• Requirement:
Please pull out every line that includes the string "febr".

• Dataset rows:

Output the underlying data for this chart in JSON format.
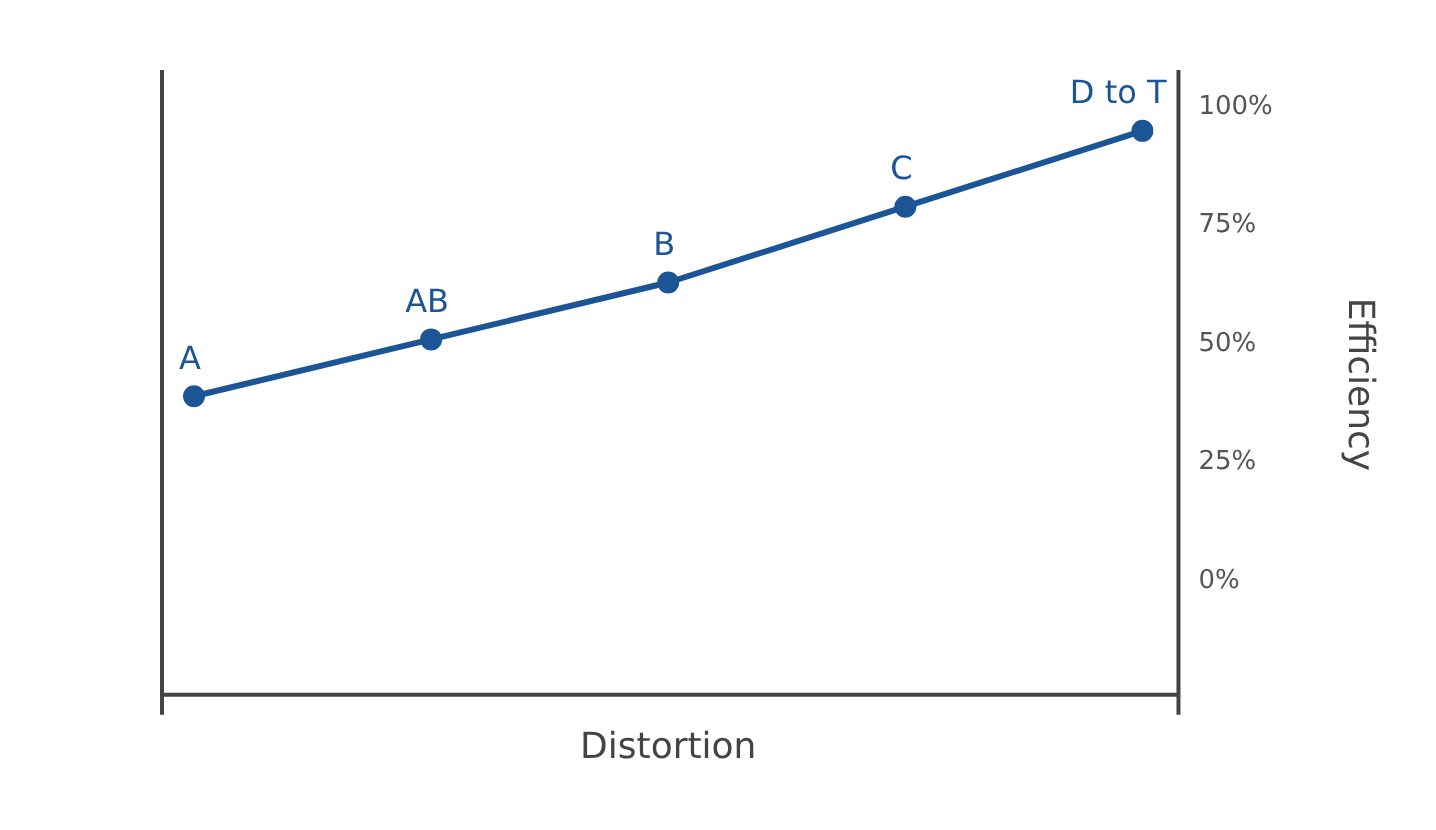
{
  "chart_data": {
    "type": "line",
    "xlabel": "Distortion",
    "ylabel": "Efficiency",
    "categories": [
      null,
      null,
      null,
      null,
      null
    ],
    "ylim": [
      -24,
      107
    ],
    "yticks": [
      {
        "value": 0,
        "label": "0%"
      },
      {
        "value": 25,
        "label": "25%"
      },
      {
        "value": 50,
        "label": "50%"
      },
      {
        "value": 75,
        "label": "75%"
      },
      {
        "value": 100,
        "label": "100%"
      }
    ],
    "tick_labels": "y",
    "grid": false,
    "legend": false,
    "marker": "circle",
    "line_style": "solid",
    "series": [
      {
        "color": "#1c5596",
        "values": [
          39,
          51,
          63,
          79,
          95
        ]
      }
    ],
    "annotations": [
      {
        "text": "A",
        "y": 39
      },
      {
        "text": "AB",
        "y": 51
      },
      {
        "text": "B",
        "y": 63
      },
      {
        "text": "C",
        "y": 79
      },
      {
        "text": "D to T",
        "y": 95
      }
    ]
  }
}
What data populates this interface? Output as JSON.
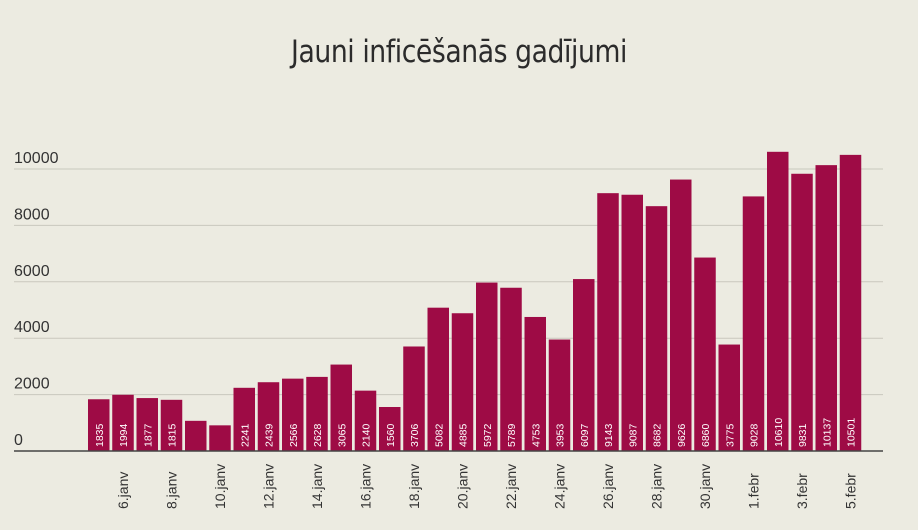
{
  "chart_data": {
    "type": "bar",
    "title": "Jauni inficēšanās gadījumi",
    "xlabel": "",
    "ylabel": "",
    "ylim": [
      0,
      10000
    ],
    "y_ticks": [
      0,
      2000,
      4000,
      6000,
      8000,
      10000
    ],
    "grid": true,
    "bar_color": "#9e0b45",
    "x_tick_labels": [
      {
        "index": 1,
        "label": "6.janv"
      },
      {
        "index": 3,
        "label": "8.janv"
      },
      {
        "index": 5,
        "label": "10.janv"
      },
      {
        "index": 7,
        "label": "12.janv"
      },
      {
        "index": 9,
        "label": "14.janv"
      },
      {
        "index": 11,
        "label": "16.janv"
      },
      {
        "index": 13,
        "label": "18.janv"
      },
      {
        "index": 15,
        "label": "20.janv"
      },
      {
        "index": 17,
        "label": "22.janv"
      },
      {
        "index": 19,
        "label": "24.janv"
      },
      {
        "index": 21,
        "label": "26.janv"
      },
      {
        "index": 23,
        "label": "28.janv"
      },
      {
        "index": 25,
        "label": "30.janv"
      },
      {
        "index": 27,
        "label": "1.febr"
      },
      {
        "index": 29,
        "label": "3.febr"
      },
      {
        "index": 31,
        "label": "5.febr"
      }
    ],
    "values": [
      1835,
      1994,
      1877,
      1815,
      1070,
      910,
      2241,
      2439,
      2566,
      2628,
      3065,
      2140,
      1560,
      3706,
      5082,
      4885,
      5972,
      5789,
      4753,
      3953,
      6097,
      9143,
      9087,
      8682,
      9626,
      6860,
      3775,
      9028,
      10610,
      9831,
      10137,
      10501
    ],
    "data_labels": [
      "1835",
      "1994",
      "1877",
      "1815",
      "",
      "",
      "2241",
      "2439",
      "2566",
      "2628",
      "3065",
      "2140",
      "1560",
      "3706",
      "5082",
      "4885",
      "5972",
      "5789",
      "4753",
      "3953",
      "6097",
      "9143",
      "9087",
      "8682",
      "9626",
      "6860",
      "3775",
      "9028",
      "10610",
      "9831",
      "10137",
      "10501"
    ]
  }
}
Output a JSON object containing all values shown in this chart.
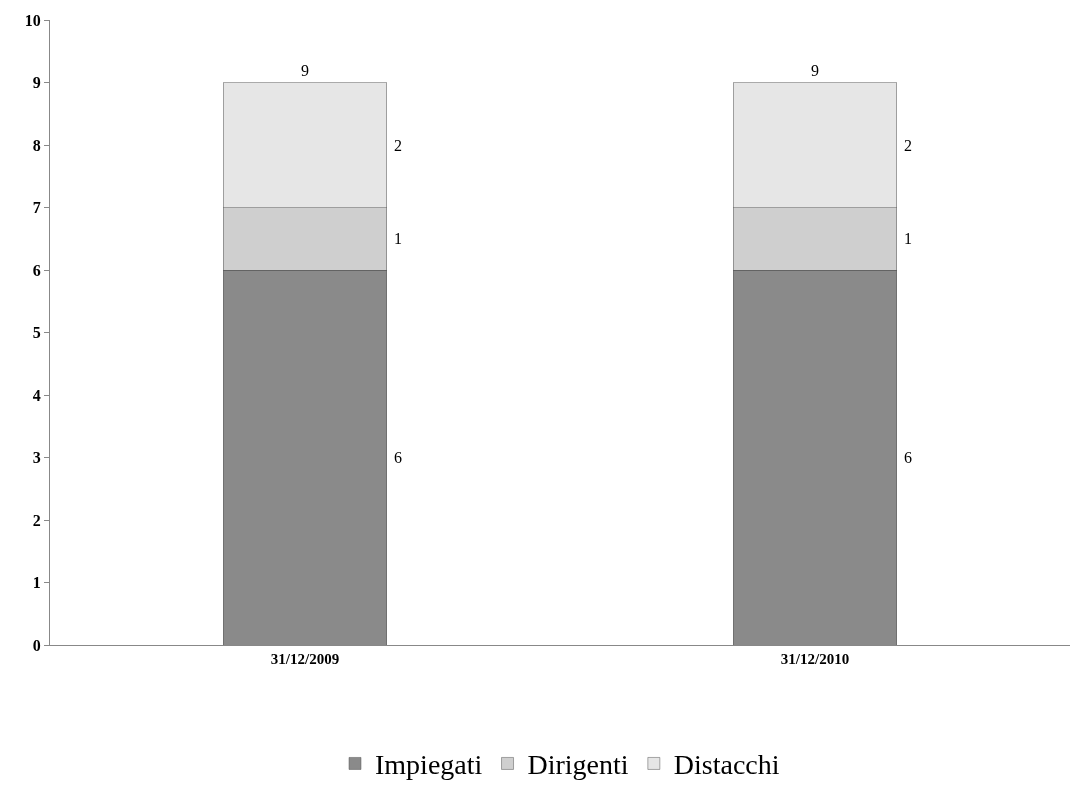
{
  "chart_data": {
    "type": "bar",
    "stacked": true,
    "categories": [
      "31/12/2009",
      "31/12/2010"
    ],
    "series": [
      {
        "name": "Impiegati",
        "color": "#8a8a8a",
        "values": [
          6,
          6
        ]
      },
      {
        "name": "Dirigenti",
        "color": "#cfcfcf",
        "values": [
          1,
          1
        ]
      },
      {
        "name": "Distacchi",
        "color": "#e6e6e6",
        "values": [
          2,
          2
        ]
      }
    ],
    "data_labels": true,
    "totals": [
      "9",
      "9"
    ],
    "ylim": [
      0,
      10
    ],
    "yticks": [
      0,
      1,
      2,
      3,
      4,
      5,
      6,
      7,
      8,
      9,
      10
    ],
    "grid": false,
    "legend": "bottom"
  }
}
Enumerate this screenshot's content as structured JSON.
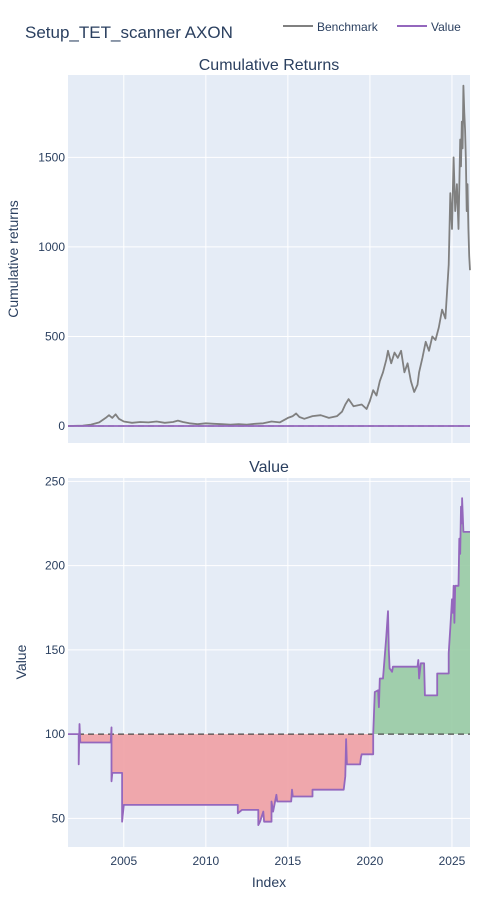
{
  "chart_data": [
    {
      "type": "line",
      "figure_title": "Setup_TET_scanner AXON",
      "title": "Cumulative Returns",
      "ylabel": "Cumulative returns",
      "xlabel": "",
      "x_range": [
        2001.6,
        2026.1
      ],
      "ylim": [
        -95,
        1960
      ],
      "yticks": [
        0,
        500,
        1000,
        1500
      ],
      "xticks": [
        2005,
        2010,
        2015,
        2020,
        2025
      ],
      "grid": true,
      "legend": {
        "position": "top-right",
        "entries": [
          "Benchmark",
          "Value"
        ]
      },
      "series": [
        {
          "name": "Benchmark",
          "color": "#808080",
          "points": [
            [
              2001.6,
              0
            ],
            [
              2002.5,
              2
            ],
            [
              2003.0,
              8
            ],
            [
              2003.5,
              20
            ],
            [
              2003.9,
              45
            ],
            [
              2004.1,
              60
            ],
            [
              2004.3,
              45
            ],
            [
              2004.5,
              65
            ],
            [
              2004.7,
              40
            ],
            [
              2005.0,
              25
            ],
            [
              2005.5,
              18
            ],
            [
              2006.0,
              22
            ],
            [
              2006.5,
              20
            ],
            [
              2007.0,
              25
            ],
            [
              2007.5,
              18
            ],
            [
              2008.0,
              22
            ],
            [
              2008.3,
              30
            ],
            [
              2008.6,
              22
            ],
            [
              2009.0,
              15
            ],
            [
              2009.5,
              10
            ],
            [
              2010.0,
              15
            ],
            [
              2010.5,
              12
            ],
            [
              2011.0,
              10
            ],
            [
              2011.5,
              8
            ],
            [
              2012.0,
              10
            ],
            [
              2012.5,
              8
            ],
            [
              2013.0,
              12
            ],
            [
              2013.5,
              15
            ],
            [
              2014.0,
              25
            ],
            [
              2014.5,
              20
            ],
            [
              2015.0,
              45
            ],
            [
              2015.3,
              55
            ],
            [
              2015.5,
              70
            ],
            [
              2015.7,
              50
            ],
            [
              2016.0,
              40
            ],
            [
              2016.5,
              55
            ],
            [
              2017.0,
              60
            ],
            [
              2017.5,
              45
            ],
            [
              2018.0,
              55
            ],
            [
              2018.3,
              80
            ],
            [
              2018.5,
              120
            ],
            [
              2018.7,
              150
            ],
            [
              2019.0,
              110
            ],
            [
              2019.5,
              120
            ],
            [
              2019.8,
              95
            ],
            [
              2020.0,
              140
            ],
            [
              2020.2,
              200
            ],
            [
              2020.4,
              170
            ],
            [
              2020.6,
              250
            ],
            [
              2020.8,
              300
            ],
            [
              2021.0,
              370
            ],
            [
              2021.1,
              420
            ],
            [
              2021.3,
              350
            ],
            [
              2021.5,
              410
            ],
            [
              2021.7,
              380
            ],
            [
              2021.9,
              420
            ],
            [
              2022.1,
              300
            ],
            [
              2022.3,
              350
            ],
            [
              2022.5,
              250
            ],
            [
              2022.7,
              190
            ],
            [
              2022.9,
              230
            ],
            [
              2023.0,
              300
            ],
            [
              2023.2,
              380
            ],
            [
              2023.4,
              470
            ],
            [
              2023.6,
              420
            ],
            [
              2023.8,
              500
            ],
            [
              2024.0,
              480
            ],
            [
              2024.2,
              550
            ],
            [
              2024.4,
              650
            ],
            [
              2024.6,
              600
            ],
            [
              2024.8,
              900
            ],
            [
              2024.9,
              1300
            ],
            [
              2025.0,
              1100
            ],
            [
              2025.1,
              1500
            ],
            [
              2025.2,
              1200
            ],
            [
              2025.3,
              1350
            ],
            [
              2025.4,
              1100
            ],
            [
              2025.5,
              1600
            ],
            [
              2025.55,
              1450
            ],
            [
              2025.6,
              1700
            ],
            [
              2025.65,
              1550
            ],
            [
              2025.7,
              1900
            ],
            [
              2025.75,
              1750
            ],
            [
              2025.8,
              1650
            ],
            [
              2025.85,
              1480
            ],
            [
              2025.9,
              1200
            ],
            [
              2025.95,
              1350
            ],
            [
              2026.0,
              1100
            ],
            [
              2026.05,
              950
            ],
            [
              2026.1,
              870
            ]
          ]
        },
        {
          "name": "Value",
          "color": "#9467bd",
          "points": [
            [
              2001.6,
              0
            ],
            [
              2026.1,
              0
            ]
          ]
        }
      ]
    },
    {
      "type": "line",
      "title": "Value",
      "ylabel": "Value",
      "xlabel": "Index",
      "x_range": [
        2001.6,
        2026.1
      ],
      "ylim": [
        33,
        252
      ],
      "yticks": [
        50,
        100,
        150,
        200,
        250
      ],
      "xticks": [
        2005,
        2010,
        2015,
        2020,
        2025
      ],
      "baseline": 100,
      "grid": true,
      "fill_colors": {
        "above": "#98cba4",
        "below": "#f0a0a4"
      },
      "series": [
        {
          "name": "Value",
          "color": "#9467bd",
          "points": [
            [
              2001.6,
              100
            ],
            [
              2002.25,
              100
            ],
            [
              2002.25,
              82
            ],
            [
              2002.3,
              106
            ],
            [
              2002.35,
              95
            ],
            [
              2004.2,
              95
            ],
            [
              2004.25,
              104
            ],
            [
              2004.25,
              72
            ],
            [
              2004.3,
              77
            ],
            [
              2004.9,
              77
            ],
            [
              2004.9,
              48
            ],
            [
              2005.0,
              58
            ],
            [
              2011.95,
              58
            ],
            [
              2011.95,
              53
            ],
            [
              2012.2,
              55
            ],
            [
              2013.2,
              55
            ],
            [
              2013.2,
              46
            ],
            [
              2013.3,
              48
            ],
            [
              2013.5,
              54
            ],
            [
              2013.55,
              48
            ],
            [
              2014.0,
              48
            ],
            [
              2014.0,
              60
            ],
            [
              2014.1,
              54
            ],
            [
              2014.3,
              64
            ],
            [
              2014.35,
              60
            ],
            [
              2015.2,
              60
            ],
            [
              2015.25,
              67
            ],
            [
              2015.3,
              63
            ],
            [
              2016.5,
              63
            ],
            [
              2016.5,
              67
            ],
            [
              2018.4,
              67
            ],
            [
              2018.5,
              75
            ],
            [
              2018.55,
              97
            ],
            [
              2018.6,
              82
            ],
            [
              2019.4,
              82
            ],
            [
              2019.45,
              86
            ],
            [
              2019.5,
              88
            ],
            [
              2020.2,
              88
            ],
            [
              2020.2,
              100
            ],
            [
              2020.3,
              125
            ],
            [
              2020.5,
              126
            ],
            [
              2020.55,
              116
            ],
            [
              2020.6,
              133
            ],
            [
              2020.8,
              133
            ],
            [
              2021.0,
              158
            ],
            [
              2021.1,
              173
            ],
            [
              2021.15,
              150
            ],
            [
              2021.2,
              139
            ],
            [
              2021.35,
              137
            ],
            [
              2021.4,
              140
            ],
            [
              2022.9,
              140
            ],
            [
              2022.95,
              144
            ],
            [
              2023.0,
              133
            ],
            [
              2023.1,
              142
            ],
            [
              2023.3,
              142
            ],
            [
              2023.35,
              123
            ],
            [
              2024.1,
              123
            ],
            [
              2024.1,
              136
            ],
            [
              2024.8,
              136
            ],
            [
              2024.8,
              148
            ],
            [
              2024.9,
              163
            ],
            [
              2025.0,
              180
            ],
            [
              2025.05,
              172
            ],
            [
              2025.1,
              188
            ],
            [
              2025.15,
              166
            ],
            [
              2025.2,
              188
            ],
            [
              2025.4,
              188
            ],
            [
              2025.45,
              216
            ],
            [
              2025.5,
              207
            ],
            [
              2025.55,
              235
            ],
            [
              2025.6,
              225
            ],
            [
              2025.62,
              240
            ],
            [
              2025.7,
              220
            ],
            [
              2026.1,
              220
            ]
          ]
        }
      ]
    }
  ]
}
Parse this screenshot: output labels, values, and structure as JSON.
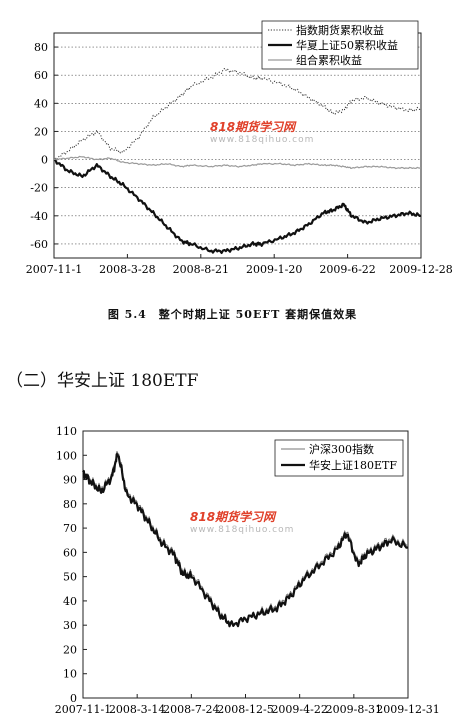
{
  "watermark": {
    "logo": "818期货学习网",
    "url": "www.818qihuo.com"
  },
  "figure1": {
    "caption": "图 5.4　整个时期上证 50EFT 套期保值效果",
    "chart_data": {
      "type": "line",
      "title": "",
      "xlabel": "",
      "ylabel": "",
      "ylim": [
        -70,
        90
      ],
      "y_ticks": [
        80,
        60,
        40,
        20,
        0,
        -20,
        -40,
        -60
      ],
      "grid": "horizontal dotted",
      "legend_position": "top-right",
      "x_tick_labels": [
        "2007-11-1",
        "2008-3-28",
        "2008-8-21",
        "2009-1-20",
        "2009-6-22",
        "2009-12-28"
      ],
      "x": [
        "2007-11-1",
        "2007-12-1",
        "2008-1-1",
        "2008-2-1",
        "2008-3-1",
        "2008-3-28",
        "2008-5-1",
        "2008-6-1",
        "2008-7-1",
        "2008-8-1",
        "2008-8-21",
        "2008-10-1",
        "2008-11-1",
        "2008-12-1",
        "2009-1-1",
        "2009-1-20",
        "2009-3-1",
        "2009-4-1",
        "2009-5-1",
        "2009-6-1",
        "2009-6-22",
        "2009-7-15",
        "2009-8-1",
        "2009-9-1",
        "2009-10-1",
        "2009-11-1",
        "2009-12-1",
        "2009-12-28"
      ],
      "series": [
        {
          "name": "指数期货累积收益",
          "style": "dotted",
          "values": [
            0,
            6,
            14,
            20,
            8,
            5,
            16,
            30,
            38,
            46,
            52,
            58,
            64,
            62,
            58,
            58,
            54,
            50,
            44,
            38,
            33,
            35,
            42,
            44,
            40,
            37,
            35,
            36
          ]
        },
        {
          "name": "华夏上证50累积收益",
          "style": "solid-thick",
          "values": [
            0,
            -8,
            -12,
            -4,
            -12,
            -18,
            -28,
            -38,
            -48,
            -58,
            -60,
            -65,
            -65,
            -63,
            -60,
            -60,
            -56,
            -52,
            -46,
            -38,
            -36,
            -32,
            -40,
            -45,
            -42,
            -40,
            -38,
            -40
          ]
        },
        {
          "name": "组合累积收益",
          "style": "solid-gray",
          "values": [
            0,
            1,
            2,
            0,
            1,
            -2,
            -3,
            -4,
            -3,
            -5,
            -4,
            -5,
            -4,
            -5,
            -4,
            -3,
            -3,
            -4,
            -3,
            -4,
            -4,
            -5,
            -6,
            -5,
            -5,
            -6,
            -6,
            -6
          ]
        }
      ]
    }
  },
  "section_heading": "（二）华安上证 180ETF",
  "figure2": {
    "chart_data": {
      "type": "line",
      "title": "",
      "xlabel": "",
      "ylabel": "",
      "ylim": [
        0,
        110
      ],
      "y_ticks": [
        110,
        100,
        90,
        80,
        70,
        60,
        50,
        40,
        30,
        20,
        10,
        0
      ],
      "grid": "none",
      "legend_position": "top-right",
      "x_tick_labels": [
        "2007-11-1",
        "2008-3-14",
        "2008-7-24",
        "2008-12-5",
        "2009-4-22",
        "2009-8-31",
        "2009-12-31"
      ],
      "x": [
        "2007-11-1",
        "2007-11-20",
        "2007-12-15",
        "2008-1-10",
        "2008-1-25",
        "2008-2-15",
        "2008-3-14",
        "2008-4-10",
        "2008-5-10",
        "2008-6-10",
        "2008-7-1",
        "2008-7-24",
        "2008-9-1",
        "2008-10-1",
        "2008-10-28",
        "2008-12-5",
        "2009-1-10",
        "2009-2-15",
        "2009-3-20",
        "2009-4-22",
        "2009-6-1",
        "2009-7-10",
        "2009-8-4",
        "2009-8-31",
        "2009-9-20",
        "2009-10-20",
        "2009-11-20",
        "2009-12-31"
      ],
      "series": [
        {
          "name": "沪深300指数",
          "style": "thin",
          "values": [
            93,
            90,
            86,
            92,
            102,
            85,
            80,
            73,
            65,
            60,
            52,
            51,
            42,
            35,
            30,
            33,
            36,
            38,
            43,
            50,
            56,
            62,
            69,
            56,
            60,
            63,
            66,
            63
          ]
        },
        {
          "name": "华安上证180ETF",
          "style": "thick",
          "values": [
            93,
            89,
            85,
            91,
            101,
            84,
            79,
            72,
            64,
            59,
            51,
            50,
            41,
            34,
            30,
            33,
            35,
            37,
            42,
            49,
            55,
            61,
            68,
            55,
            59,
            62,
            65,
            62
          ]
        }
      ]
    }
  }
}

• Solved problem:
        "label": "1.febr"
        "label": "3.febr"
        "label": "5.febr"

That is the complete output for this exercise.